Render every line below as a JSON list of strings, one string per line, skipping blank lines. Omit the pictures.

# start of Exercise data

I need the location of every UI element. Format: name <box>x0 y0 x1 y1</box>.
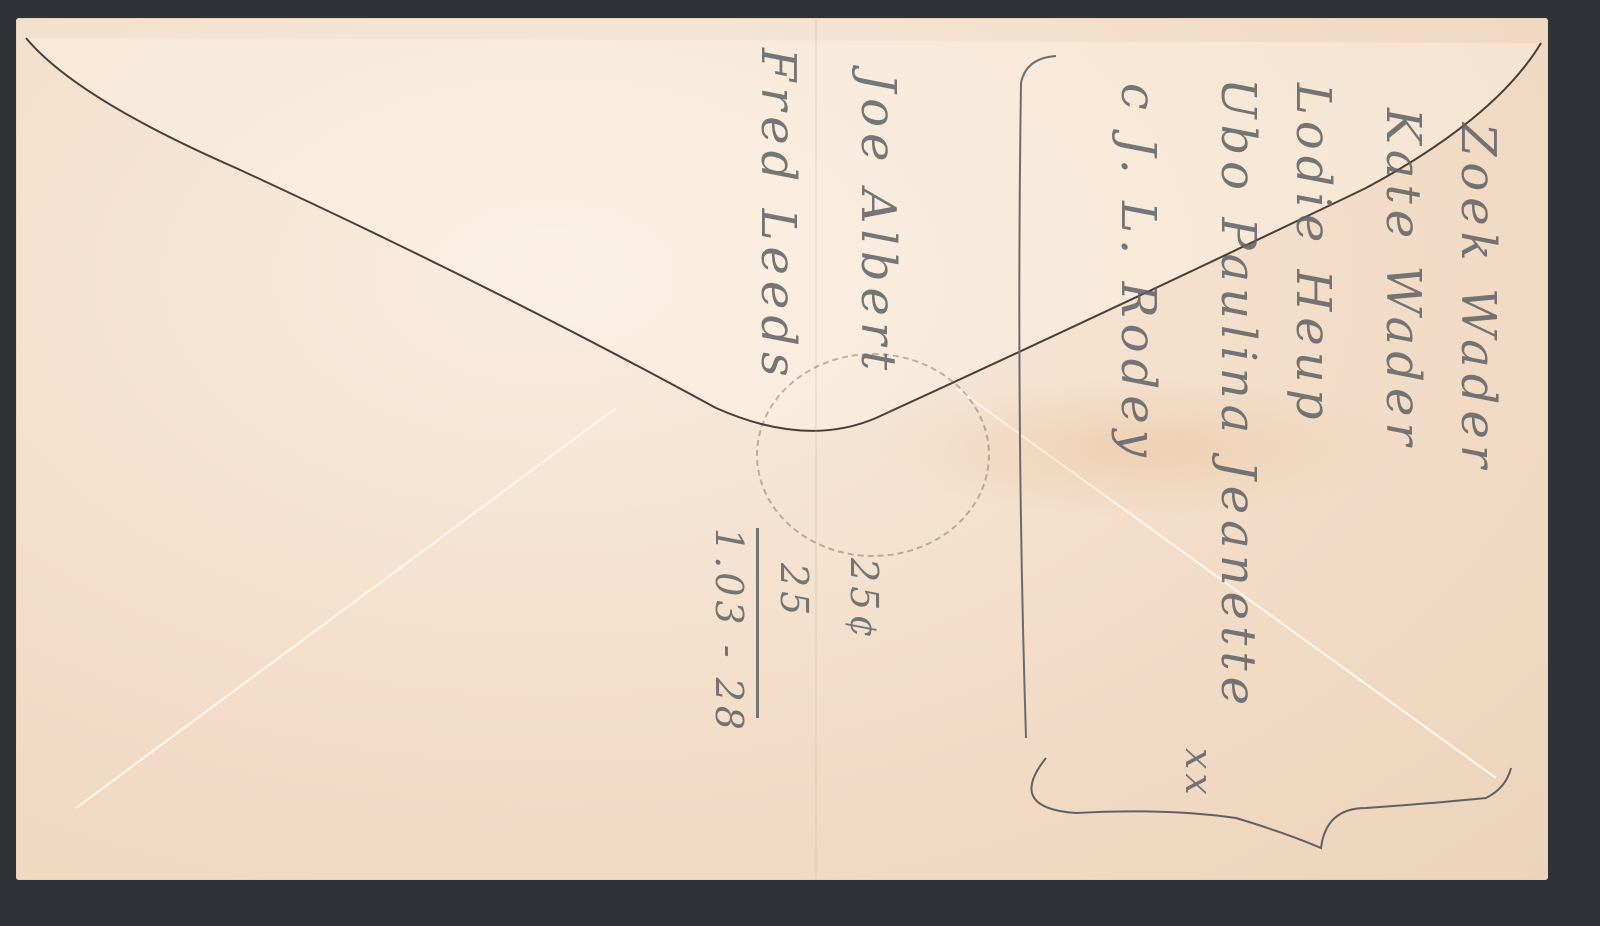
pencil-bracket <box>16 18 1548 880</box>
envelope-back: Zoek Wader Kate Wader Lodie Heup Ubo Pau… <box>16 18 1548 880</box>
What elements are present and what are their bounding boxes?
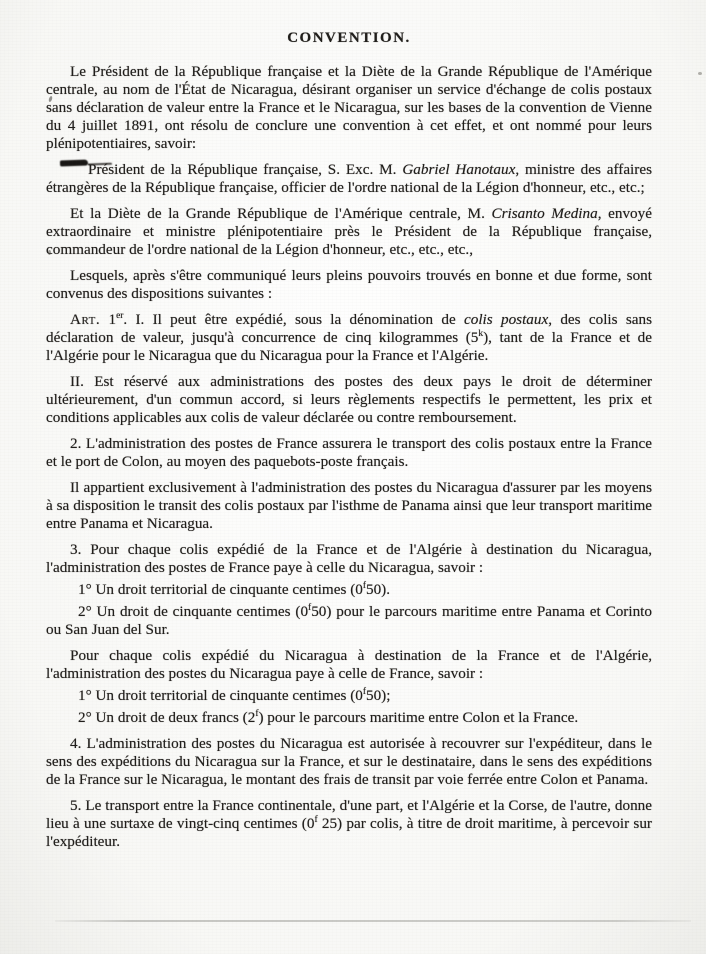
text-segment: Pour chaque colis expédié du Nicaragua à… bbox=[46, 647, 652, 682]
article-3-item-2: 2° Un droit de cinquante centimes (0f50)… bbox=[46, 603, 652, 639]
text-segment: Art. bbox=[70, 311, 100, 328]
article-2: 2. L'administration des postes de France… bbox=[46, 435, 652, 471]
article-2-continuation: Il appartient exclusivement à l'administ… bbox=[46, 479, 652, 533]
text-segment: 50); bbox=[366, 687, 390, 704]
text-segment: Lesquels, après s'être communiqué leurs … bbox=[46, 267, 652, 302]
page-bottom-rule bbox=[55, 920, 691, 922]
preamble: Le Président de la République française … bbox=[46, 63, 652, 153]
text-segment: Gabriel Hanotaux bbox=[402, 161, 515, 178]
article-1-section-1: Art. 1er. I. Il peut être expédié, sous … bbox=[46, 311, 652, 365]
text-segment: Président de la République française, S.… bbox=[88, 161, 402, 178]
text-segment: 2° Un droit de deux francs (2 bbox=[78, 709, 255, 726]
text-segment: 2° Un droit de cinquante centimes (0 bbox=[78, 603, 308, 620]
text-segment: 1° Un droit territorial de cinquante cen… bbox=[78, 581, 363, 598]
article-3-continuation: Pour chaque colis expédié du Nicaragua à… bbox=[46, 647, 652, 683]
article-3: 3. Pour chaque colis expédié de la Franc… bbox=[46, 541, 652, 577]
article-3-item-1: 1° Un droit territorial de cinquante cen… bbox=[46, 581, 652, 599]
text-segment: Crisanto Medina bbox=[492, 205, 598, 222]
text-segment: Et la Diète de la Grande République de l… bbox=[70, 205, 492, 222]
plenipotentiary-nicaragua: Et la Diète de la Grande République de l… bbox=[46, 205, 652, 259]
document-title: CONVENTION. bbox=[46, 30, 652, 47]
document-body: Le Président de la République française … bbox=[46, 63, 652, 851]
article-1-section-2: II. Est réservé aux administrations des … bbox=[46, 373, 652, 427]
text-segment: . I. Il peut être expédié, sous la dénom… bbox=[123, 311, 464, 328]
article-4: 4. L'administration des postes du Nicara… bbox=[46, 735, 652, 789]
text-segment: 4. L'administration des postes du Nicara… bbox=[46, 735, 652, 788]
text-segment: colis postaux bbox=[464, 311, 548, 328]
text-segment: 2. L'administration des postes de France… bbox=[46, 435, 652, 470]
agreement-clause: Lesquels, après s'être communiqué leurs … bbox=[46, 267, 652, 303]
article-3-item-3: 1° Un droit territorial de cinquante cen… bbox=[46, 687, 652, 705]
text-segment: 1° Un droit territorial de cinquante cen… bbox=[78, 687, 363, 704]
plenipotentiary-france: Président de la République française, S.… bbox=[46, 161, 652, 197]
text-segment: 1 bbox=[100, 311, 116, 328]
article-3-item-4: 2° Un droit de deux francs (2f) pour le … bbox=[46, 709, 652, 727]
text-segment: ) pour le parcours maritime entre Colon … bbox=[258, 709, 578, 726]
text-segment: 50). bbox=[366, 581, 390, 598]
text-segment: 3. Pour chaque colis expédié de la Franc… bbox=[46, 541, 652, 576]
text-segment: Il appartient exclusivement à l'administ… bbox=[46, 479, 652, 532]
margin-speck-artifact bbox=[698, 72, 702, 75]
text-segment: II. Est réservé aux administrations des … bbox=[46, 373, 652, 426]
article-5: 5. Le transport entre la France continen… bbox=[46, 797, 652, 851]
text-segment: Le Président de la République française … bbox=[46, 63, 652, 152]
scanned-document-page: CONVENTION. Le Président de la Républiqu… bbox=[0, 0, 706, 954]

# end of Exercise data

Output of the exercise:
[
  "I need the location of every UI element. Format: name <box>x0 y0 x1 y1</box>.",
  "pencil-bracket <box>16 18 1548 880</box>",
  "envelope-back: Zoek Wader Kate Wader Lodie Heup Ubo Pau… <box>16 18 1548 880</box>",
  "What elements are present and what are their bounding boxes?",
  "text-segment: Pour chaque colis expédié du Nicaragua à… bbox=[46, 647, 652, 682]",
  "article-3-item-2: 2° Un droit de cinquante centimes (0f50)… bbox=[46, 603, 652, 639]",
  "text-segment: Art. bbox=[70, 311, 100, 328]",
  "article-2: 2. L'administration des postes de France… bbox=[46, 435, 652, 471]",
  "article-2-continuation: Il appartient exclusivement à l'administ… bbox=[46, 479, 652, 533]",
  "text-segment: 50); bbox=[366, 687, 390, 704]",
  "text-segment: Lesquels, après s'être communiqué leurs … bbox=[46, 267, 652, 302]",
  "page-bottom-rule bbox=[55, 920, 691, 922]",
  "preamble: Le Président de la République française … bbox=[46, 63, 652, 153]",
  "text-segment: Gabriel Hanotaux bbox=[402, 161, 515, 178]",
  "article-1-section-1: Art. 1er. I. Il peut être expédié, sous … bbox=[46, 311, 652, 365]",
  "text-segment: Président de la République française, S.… bbox=[88, 161, 402, 178]",
  "text-segment: 2° Un droit de deux francs (2 bbox=[78, 709, 255, 726]",
  "text-segment: 2° Un droit de cinquante centimes (0 bbox=[78, 603, 308, 620]",
  "text-segment: 1° Un droit territorial de cinquante cen… bbox=[78, 581, 363, 598]",
  "article-3-continuation: Pour chaque colis expédié du Nicaragua à… bbox=[46, 647, 652, 683]",
  "article-3: 3. Pour chaque colis expédié de la Franc… bbox=[46, 541, 652, 577]",
  "article-3-item-1: 1° Un droit territorial de cinquante cen… bbox=[46, 581, 652, 599]",
  "text-segment: Crisanto Medina bbox=[492, 205, 598, 222]",
  "text-segment: Et la Diète de la Grande République de l… bbox=[70, 205, 492, 222]",
  "plenipotentiary-nicaragua: Et la Diète de la Grande République de l… bbox=[46, 205, 652, 259]",
  "document-title: CONVENTION. bbox=[46, 30, 652, 47]",
  "document-body: Le Président de la République française … bbox=[46, 63, 652, 851]",
  "article-1-section-2: II. Est réservé aux administrations des … bbox=[46, 373, 652, 427]",
  "text-segment: . I. Il peut être expédié, sous la dénom… bbox=[123, 311, 464, 328]",
  "article-4: 4. L'administration des postes du Nicara… bbox=[46, 735, 652, 789]",
  "text-segment: 4. L'administration des postes du Nicara… bbox=[46, 735, 652, 788]",
  "text-segment: colis postaux bbox=[464, 311, 548, 328]",
  "text-segment: 2. L'administration des postes de France… bbox=[46, 435, 652, 470]",
  "agreement-clause: Lesquels, après s'être communiqué leurs … bbox=[46, 267, 652, 303]",
  "article-3-item-3: 1° Un droit territorial de cinquante cen… bbox=[46, 687, 652, 705]",
  "text-segment: 1° Un droit territorial de cinquante cen… bbox=[78, 687, 363, 704]",
  "plenipotentiary-france: Président de la République française, S.… bbox=[46, 161, 652, 197]",
  "text-segment: 1 bbox=[100, 311, 116, 328]",
  "article-3-item-4: 2° Un droit de deux francs (2f) pour le … bbox=[46, 709, 652, 727]",
  "text-segment: ) pour le parcours maritime entre Colon … bbox=[258, 709, 578, 726]",
  "text-segment: 50). bbox=[366, 581, 390, 598]",
  "text-segment: 3. Pour chaque colis expédié de la Franc… bbox=[46, 541, 652, 576]",
  "text-segment: Il appartient exclusivement à l'administ… bbox=[46, 479, 652, 532]",
  "margin-speck-artifact bbox=[698, 72, 702, 75]",
  "text-segment: II. Est réservé aux administrations des … bbox=[46, 373, 652, 426]",
  "article-5: 5. Le transport entre la France continen… bbox=[46, 797, 652, 851]",
  "text-segment: Le Président de la République française … bbox=[46, 63, 652, 152]",
  "scanned-document-page: CONVENTION. Le Président de la Républiqu… bbox=[0, 0, 706, 954]"
]